DIRECTIONS FOR THIS TASK: Identify each line holding the string "icon" and copy it.

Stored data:

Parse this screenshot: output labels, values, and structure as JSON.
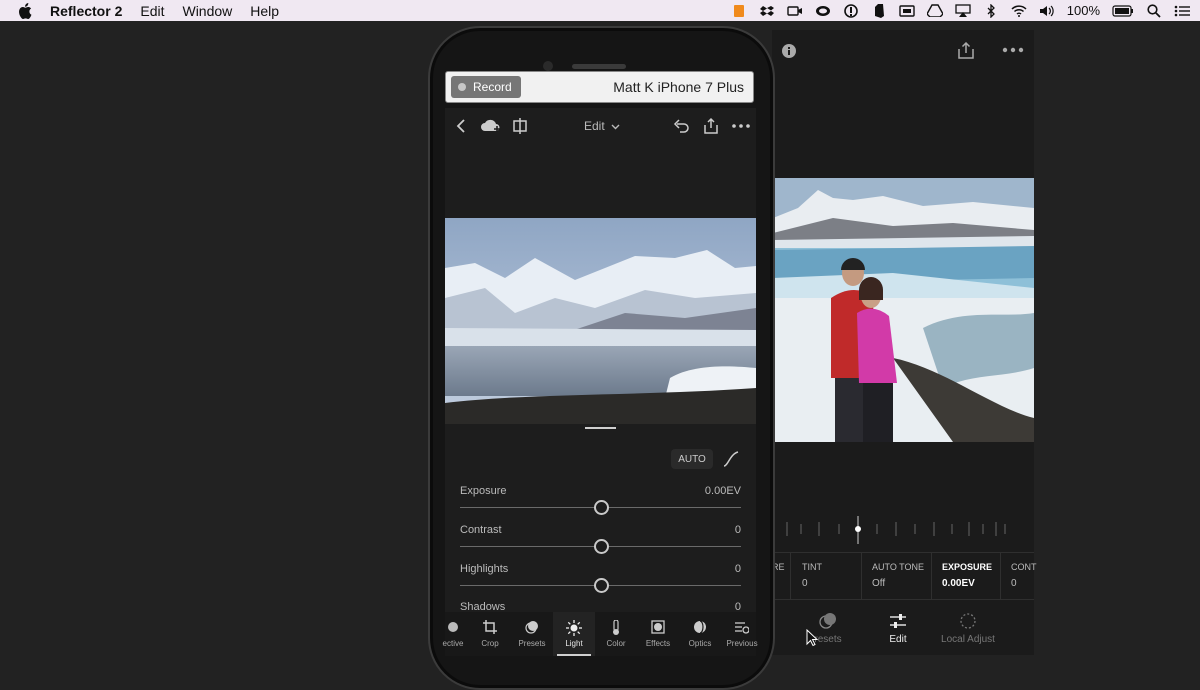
{
  "menubar": {
    "app_name": "Reflector 2",
    "items": [
      "Edit",
      "Window",
      "Help"
    ],
    "battery": "100%"
  },
  "recorder": {
    "record_label": "Record",
    "device_name": "Matt K iPhone 7 Plus"
  },
  "phone_app": {
    "mode_label": "Edit",
    "auto_label": "AUTO",
    "sliders": [
      {
        "label": "Exposure",
        "value": "0.00EV",
        "position": 0.5
      },
      {
        "label": "Contrast",
        "value": "0",
        "position": 0.5
      },
      {
        "label": "Highlights",
        "value": "0",
        "position": 0.5
      },
      {
        "label": "Shadows",
        "value": "0",
        "position": 0.5
      }
    ],
    "tabs": [
      {
        "label": "ective",
        "icon": "selective-icon"
      },
      {
        "label": "Crop",
        "icon": "crop-icon"
      },
      {
        "label": "Presets",
        "icon": "presets-icon"
      },
      {
        "label": "Light",
        "icon": "light-icon",
        "active": true
      },
      {
        "label": "Color",
        "icon": "color-icon"
      },
      {
        "label": "Effects",
        "icon": "effects-icon"
      },
      {
        "label": "Optics",
        "icon": "optics-icon"
      },
      {
        "label": "Previous",
        "icon": "previous-icon"
      }
    ]
  },
  "desktop_app": {
    "params": [
      {
        "label": "RE",
        "value": ""
      },
      {
        "label": "TINT",
        "value": "0"
      },
      {
        "label": "AUTO TONE",
        "value": "Off"
      },
      {
        "label": "EXPOSURE",
        "value": "0.00EV",
        "selected": true
      },
      {
        "label": "CONT",
        "value": "0"
      }
    ],
    "tabs": [
      {
        "label": "resets",
        "icon": "presets-icon"
      },
      {
        "label": "Edit",
        "icon": "sliders-icon",
        "active": true
      },
      {
        "label": "Local Adjust",
        "icon": "local-adjust-icon"
      }
    ]
  }
}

OUTPUT:
        "icon": "selective-icon"
        "icon": "crop-icon"
        "icon": "presets-icon"
        "icon": "light-icon",
        "icon": "color-icon"
        "icon": "effects-icon"
        "icon": "optics-icon"
        "icon": "previous-icon"
        "icon": "presets-icon"
        "icon": "sliders-icon",
        "icon": "local-adjust-icon"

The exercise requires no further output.